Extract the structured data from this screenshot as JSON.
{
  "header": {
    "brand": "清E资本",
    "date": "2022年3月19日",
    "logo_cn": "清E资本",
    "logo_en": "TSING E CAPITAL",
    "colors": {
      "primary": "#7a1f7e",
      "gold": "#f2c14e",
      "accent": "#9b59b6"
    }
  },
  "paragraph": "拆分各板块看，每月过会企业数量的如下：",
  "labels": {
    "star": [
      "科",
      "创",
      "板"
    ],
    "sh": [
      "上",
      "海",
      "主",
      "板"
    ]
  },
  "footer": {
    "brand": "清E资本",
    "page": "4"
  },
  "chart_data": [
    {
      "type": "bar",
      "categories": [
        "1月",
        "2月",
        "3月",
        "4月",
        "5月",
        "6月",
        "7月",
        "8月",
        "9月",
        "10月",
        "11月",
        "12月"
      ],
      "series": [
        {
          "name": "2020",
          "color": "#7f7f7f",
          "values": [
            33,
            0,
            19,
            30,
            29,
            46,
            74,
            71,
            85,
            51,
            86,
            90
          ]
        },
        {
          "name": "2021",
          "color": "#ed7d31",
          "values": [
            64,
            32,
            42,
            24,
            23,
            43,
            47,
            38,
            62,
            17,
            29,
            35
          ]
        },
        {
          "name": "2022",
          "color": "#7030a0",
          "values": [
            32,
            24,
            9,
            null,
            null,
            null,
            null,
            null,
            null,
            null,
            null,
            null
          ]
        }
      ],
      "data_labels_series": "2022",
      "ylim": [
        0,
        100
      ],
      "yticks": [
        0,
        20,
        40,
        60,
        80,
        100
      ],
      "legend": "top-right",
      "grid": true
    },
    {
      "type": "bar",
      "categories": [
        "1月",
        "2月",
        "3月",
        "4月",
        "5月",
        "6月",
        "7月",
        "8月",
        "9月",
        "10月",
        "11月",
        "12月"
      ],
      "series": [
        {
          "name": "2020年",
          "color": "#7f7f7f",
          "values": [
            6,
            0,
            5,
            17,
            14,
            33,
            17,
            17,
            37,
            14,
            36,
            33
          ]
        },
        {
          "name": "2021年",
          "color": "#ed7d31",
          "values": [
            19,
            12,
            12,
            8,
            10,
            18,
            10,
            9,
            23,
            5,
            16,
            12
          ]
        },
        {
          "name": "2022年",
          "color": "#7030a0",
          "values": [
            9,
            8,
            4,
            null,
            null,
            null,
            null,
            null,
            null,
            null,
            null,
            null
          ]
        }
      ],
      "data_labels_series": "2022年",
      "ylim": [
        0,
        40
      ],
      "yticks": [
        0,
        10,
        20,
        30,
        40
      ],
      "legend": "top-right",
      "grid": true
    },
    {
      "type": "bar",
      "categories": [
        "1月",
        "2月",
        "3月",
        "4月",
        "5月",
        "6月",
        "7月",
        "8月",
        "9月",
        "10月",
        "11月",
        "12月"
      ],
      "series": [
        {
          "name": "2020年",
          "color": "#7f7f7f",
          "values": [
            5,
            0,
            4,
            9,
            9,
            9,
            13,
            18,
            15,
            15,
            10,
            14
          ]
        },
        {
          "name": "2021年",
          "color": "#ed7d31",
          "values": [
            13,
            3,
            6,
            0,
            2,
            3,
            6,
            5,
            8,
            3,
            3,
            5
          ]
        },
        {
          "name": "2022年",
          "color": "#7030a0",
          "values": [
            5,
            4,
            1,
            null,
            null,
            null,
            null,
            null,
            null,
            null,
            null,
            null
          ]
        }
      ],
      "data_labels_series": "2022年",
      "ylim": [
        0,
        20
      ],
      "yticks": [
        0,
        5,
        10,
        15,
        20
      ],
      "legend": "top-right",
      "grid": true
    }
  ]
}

++++++++

• Work to do: Write every entry out again exactly.

• Task result:
Extract the structured data from this screenshot as JSON.
{
  "header": {
    "brand": "清E资本",
    "date": "2022年3月19日",
    "logo_cn": "清E资本",
    "logo_en": "TSING E CAPITAL",
    "colors": {
      "primary": "#7a1f7e",
      "gold": "#f2c14e",
      "accent": "#9b59b6"
    }
  },
  "paragraph": "拆分各板块看，每月过会企业数量的如下：",
  "labels": {
    "star": [
      "科",
      "创",
      "板"
    ],
    "sh": [
      "上",
      "海",
      "主",
      "板"
    ]
  },
  "footer": {
    "brand": "清E资本",
    "page": "4"
  },
  "chart_data": [
    {
      "type": "bar",
      "categories": [
        "1月",
        "2月",
        "3月",
        "4月",
        "5月",
        "6月",
        "7月",
        "8月",
        "9月",
        "10月",
        "11月",
        "12月"
      ],
      "series": [
        {
          "name": "2020",
          "color": "#7f7f7f",
          "values": [
            33,
            0,
            19,
            30,
            29,
            46,
            74,
            71,
            85,
            51,
            86,
            90
          ]
        },
        {
          "name": "2021",
          "color": "#ed7d31",
          "values": [
            64,
            32,
            42,
            24,
            23,
            43,
            47,
            38,
            62,
            17,
            29,
            35
          ]
        },
        {
          "name": "2022",
          "color": "#7030a0",
          "values": [
            32,
            24,
            9,
            null,
            null,
            null,
            null,
            null,
            null,
            null,
            null,
            null
          ]
        }
      ],
      "data_labels_series": "2022",
      "ylim": [
        0,
        100
      ],
      "yticks": [
        0,
        20,
        40,
        60,
        80,
        100
      ],
      "legend": "top-right",
      "grid": true
    },
    {
      "type": "bar",
      "categories": [
        "1月",
        "2月",
        "3月",
        "4月",
        "5月",
        "6月",
        "7月",
        "8月",
        "9月",
        "10月",
        "11月",
        "12月"
      ],
      "series": [
        {
          "name": "2020年",
          "color": "#7f7f7f",
          "values": [
            6,
            0,
            5,
            17,
            14,
            33,
            17,
            17,
            37,
            14,
            36,
            33
          ]
        },
        {
          "name": "2021年",
          "color": "#ed7d31",
          "values": [
            19,
            12,
            12,
            8,
            10,
            18,
            10,
            9,
            23,
            5,
            16,
            12
          ]
        },
        {
          "name": "2022年",
          "color": "#7030a0",
          "values": [
            9,
            8,
            4,
            null,
            null,
            null,
            null,
            null,
            null,
            null,
            null,
            null
          ]
        }
      ],
      "data_labels_series": "2022年",
      "ylim": [
        0,
        40
      ],
      "yticks": [
        0,
        10,
        20,
        30,
        40
      ],
      "legend": "top-right",
      "grid": true
    },
    {
      "type": "bar",
      "categories": [
        "1月",
        "2月",
        "3月",
        "4月",
        "5月",
        "6月",
        "7月",
        "8月",
        "9月",
        "10月",
        "11月",
        "12月"
      ],
      "series": [
        {
          "name": "2020年",
          "color": "#7f7f7f",
          "values": [
            5,
            0,
            4,
            9,
            9,
            9,
            13,
            18,
            15,
            15,
            10,
            14
          ]
        },
        {
          "name": "2021年",
          "color": "#ed7d31",
          "values": [
            13,
            3,
            6,
            0,
            2,
            3,
            6,
            5,
            8,
            3,
            3,
            5
          ]
        },
        {
          "name": "2022年",
          "color": "#7030a0",
          "values": [
            5,
            4,
            1,
            null,
            null,
            null,
            null,
            null,
            null,
            null,
            null,
            null
          ]
        }
      ],
      "data_labels_series": "2022年",
      "ylim": [
        0,
        20
      ],
      "yticks": [
        0,
        5,
        10,
        15,
        20
      ],
      "legend": "top-right",
      "grid": true
    }
  ]
}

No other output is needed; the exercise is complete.